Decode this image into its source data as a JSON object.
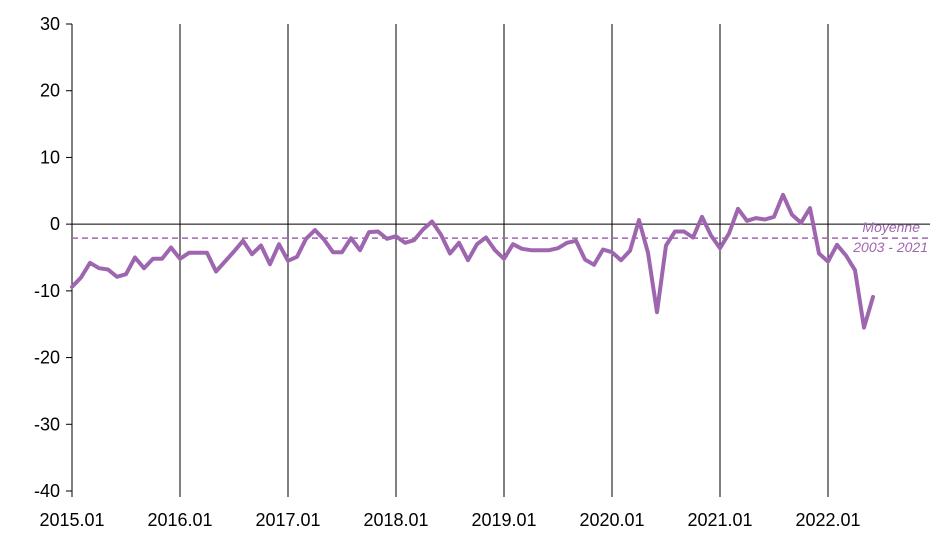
{
  "chart_data": {
    "type": "line",
    "title": "",
    "xlabel": "",
    "ylabel": "",
    "ylim": [
      -40,
      30
    ],
    "yticks": [
      30,
      20,
      10,
      0,
      -10,
      -20,
      -30,
      -40
    ],
    "xtick_labels": [
      "2015.01",
      "2016.01",
      "2017.01",
      "2018.01",
      "2019.01",
      "2020.01",
      "2021.01",
      "2022.01"
    ],
    "grid": "vertical lines at each January",
    "legend": "none",
    "x_start": "2015.01",
    "x_frequency": "monthly",
    "series": [
      {
        "color": "#9f66b0",
        "values": [
          -9.4,
          -8.0,
          -5.8,
          -6.6,
          -6.8,
          -7.9,
          -7.5,
          -5.0,
          -6.6,
          -5.2,
          -5.2,
          -3.5,
          -5.2,
          -4.3,
          -4.3,
          -4.3,
          -7.1,
          -5.6,
          -4.1,
          -2.5,
          -4.5,
          -3.2,
          -6.0,
          -3.0,
          -5.5,
          -4.9,
          -2.2,
          -0.9,
          -2.3,
          -4.2,
          -4.2,
          -2.1,
          -3.9,
          -1.2,
          -1.1,
          -2.2,
          -1.8,
          -2.8,
          -2.4,
          -0.8,
          0.4,
          -1.6,
          -4.4,
          -2.8,
          -5.4,
          -3.0,
          -2.0,
          -3.9,
          -5.2,
          -3.0,
          -3.7,
          -3.9,
          -3.9,
          -3.9,
          -3.6,
          -2.8,
          -2.5,
          -5.3,
          -6.1,
          -3.8,
          -4.2,
          -5.4,
          -4.0,
          0.6,
          -4.3,
          -13.2,
          -3.2,
          -1.1,
          -1.1,
          -2.0,
          1.1,
          -1.7,
          -3.6,
          -1.4,
          2.3,
          0.5,
          0.9,
          0.7,
          1.1,
          4.4,
          1.4,
          0.2,
          2.4,
          -4.4,
          -5.6,
          -3.1,
          -4.7,
          -6.9,
          -15.5,
          -10.9
        ]
      }
    ],
    "reference_line": {
      "value": -2.1,
      "style": "dashed",
      "color": "#9f66b0",
      "label_line1": "Moyenne",
      "label_line2": "2003 - 2021"
    }
  }
}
****************
Reproduce every entry exactly, but omit each picture.

**Finished exercise**
Decode this image into its source data as a JSON object.
{
  "chart_data": {
    "type": "line",
    "title": "",
    "xlabel": "",
    "ylabel": "",
    "ylim": [
      -40,
      30
    ],
    "yticks": [
      30,
      20,
      10,
      0,
      -10,
      -20,
      -30,
      -40
    ],
    "xtick_labels": [
      "2015.01",
      "2016.01",
      "2017.01",
      "2018.01",
      "2019.01",
      "2020.01",
      "2021.01",
      "2022.01"
    ],
    "grid": "vertical lines at each January",
    "legend": "none",
    "x_start": "2015.01",
    "x_frequency": "monthly",
    "series": [
      {
        "color": "#9f66b0",
        "values": [
          -9.4,
          -8.0,
          -5.8,
          -6.6,
          -6.8,
          -7.9,
          -7.5,
          -5.0,
          -6.6,
          -5.2,
          -5.2,
          -3.5,
          -5.2,
          -4.3,
          -4.3,
          -4.3,
          -7.1,
          -5.6,
          -4.1,
          -2.5,
          -4.5,
          -3.2,
          -6.0,
          -3.0,
          -5.5,
          -4.9,
          -2.2,
          -0.9,
          -2.3,
          -4.2,
          -4.2,
          -2.1,
          -3.9,
          -1.2,
          -1.1,
          -2.2,
          -1.8,
          -2.8,
          -2.4,
          -0.8,
          0.4,
          -1.6,
          -4.4,
          -2.8,
          -5.4,
          -3.0,
          -2.0,
          -3.9,
          -5.2,
          -3.0,
          -3.7,
          -3.9,
          -3.9,
          -3.9,
          -3.6,
          -2.8,
          -2.5,
          -5.3,
          -6.1,
          -3.8,
          -4.2,
          -5.4,
          -4.0,
          0.6,
          -4.3,
          -13.2,
          -3.2,
          -1.1,
          -1.1,
          -2.0,
          1.1,
          -1.7,
          -3.6,
          -1.4,
          2.3,
          0.5,
          0.9,
          0.7,
          1.1,
          4.4,
          1.4,
          0.2,
          2.4,
          -4.4,
          -5.6,
          -3.1,
          -4.7,
          -6.9,
          -15.5,
          -10.9
        ]
      }
    ],
    "reference_line": {
      "value": -2.1,
      "style": "dashed",
      "color": "#9f66b0",
      "label_line1": "Moyenne",
      "label_line2": "2003 - 2021"
    }
  }
}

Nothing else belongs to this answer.